DATA ENTRIES.

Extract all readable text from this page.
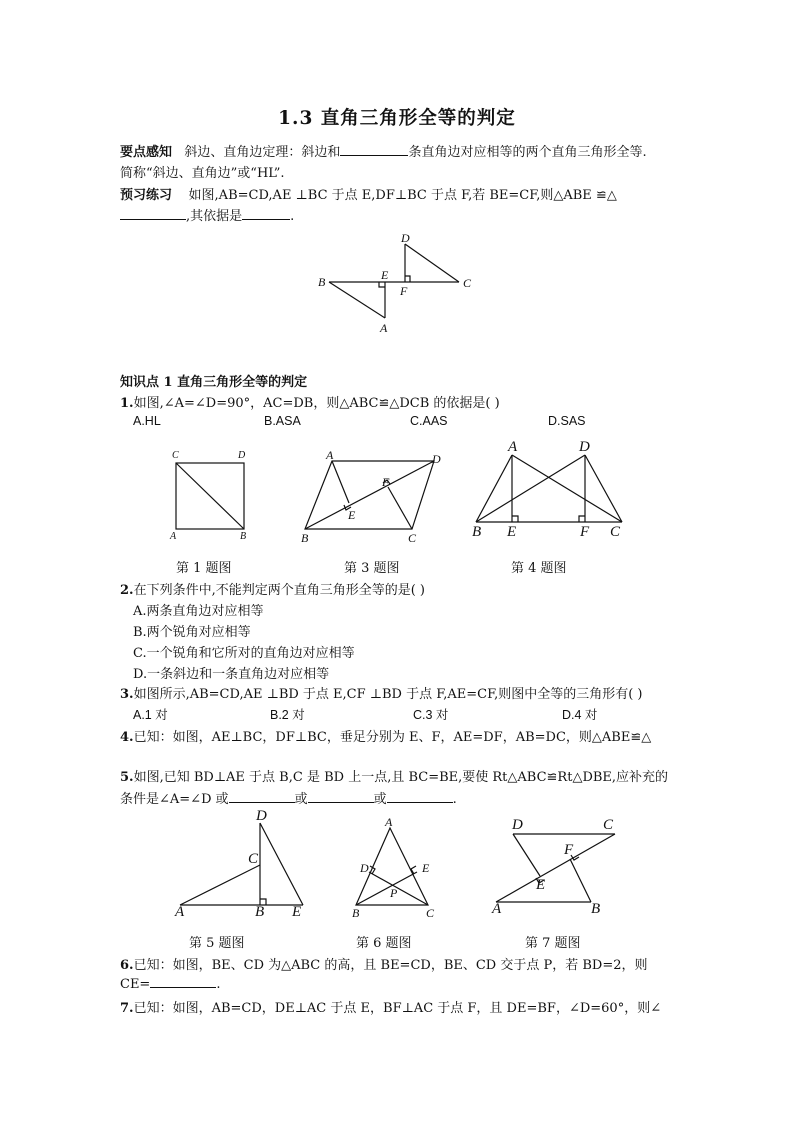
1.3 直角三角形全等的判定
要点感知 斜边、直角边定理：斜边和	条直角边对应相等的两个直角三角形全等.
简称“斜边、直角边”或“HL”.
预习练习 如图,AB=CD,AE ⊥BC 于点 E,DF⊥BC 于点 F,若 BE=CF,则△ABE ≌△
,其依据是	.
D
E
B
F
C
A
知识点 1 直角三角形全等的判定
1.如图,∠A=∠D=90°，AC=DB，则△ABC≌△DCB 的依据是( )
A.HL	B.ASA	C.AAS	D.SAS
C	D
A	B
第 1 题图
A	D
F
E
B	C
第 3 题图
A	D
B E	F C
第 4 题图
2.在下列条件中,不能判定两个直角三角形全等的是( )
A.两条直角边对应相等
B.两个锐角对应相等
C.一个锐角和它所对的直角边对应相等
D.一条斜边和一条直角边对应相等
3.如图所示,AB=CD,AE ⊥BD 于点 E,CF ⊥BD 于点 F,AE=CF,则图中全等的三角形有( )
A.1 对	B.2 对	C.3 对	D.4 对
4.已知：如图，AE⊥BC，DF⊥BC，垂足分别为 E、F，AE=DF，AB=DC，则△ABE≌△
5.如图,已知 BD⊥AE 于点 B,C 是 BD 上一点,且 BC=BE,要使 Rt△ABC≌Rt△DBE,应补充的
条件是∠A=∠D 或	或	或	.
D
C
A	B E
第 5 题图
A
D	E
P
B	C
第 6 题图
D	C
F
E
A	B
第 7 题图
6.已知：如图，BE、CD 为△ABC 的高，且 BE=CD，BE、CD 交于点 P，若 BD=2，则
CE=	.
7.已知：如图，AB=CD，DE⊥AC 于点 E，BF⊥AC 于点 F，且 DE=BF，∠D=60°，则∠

WHAT IS EXPECTED. Without the pictures, retype the whole of the material above exactly.

EXPECTED OUTPUT.
Extract all readable text from this page.
1.3 直角三角形全等的判定
要点感知 斜边、直角边定理：斜边和	条直角边对应相等的两个直角三角形全等.
简称“斜边、直角边”或“HL”.
预习练习 如图,AB=CD,AE ⊥BC 于点 E,DF⊥BC 于点 F,若 BE=CF,则△ABE ≌△
,其依据是	.
D
E
B
F
C
A
知识点 1 直角三角形全等的判定
1.如图,∠A=∠D=90°，AC=DB，则△ABC≌△DCB 的依据是( )
A.HL	B.ASA	C.AAS	D.SAS
C	D
A	B
第 1 题图
A	D
F
E
B	C
第 3 题图
A	D
B E	F C
第 4 题图
2.在下列条件中,不能判定两个直角三角形全等的是( )
A.两条直角边对应相等
B.两个锐角对应相等
C.一个锐角和它所对的直角边对应相等
D.一条斜边和一条直角边对应相等
3.如图所示,AB=CD,AE ⊥BD 于点 E,CF ⊥BD 于点 F,AE=CF,则图中全等的三角形有( )
A.1 对	B.2 对	C.3 对	D.4 对
4.已知：如图，AE⊥BC，DF⊥BC，垂足分别为 E、F，AE=DF，AB=DC，则△ABE≌△
5.如图,已知 BD⊥AE 于点 B,C 是 BD 上一点,且 BC=BE,要使 Rt△ABC≌Rt△DBE,应补充的
条件是∠A=∠D 或	或	或	.
D
C
A	B E
第 5 题图
A
D	E
P
B	C
第 6 题图
D	C
F
E
A	B
第 7 题图
6.已知：如图，BE、CD 为△ABC 的高，且 BE=CD，BE、CD 交于点 P，若 BD=2，则
CE=	.
7.已知：如图，AB=CD，DE⊥AC 于点 E，BF⊥AC 于点 F，且 DE=BF，∠D=60°，则∠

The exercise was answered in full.